# start of Data entries

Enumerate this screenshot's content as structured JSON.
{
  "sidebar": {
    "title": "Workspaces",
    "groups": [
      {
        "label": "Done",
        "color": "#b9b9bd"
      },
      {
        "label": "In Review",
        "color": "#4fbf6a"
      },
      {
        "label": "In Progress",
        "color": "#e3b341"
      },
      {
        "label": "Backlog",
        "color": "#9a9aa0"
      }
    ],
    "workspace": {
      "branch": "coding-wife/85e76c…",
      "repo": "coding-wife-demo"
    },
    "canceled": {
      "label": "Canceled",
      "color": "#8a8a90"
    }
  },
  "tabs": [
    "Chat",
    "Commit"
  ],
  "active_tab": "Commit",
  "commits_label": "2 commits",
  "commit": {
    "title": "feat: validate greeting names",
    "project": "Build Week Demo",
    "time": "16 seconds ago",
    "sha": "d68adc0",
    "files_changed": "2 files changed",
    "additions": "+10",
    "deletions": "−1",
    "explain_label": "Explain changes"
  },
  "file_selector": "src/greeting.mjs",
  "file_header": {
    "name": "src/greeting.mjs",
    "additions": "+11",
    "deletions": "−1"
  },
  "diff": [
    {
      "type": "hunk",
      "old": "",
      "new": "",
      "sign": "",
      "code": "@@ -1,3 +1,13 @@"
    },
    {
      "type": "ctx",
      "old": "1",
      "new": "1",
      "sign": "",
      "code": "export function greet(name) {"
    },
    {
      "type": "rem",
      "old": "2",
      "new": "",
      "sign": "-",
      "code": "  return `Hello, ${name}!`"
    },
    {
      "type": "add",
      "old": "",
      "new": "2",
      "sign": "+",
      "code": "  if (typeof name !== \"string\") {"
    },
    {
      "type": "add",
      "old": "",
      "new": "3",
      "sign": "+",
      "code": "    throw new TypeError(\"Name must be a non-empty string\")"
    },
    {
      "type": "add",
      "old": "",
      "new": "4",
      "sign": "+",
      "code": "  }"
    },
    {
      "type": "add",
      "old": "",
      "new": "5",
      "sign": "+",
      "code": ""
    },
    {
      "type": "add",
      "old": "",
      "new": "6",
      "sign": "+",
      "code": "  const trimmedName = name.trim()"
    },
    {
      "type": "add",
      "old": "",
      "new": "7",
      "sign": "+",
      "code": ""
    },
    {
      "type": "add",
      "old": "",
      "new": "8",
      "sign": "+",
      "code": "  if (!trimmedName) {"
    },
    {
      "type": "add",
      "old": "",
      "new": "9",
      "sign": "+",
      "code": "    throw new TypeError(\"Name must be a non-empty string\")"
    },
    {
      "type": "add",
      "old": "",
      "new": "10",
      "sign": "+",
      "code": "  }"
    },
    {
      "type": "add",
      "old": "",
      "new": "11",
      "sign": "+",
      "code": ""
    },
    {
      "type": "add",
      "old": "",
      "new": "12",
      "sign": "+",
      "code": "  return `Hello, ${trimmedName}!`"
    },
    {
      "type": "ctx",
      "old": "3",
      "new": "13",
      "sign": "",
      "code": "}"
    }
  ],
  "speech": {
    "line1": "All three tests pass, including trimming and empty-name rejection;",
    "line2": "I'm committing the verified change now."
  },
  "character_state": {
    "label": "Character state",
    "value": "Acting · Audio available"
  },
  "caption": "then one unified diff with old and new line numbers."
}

# end of Data entries

**Exercise description**: Calculate how many lines of the material include the string "diff", and state that number by itself.

**Finished answer**: 2